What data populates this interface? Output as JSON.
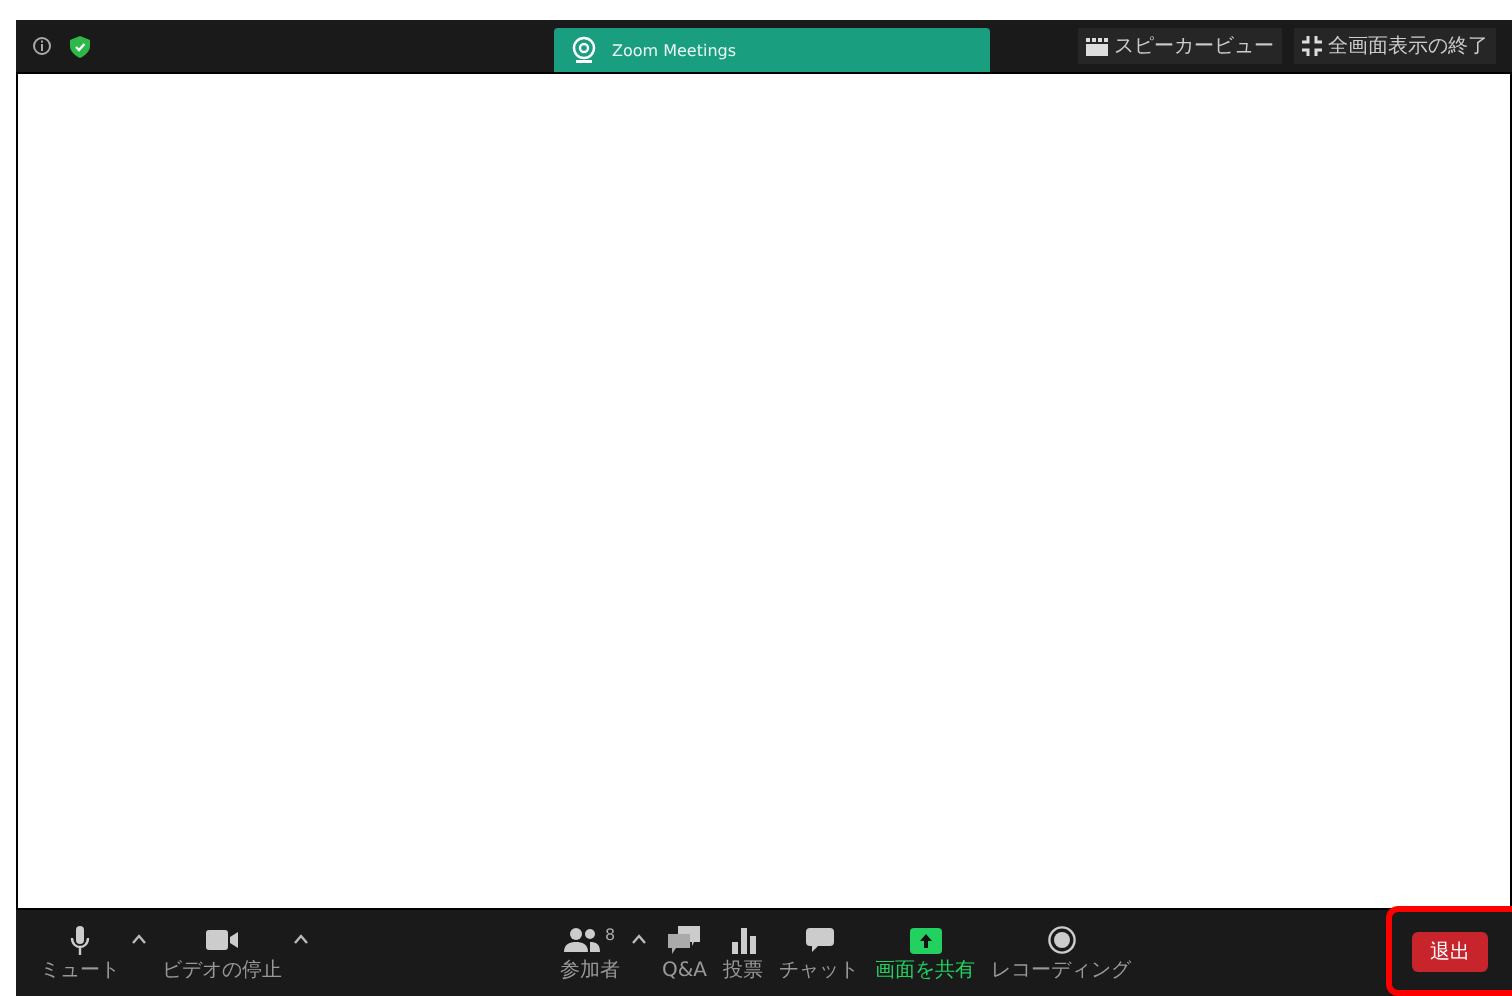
{
  "notification": {
    "title": "Zoom Meetings"
  },
  "top_buttons": [
    {
      "kind": "speaker",
      "label": "スピーカービュー"
    },
    {
      "kind": "exit-full",
      "label": "全画面表示の終了"
    }
  ],
  "toolbar": [
    {
      "kind": "mic",
      "label": "ミュート",
      "caret": true,
      "active": false
    },
    {
      "kind": "video",
      "label": "ビデオの停止",
      "caret": true,
      "active": false
    },
    {
      "kind": "participants",
      "label": "参加者",
      "count": "8",
      "caret": true,
      "active": false
    },
    {
      "kind": "qa",
      "label": "Q&A",
      "active": false
    },
    {
      "kind": "poll",
      "label": "投票",
      "active": false
    },
    {
      "kind": "chat",
      "label": "チャット",
      "active": false
    },
    {
      "kind": "share",
      "label": "画面を共有",
      "active": true
    },
    {
      "kind": "record",
      "label": "レコーディング",
      "active": false
    }
  ],
  "leave_button": {
    "label": "退出",
    "highlighted": true
  }
}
——————
## GOAL OF THE EXERCISE
In the entries above, find each line with the word "label" and copy it.

## OUTPUT BELOW
      "label": "スピーカービュー"
      "label": "全画面表示の終了"
      "label": "ミュート",
      "label": "ビデオの停止",
      "label": "参加者",
      "label": "Q&A",
      "label": "投票",
      "label": "チャット",
      "label": "画面を共有",
      "label": "レコーディング",
    "label": "退出",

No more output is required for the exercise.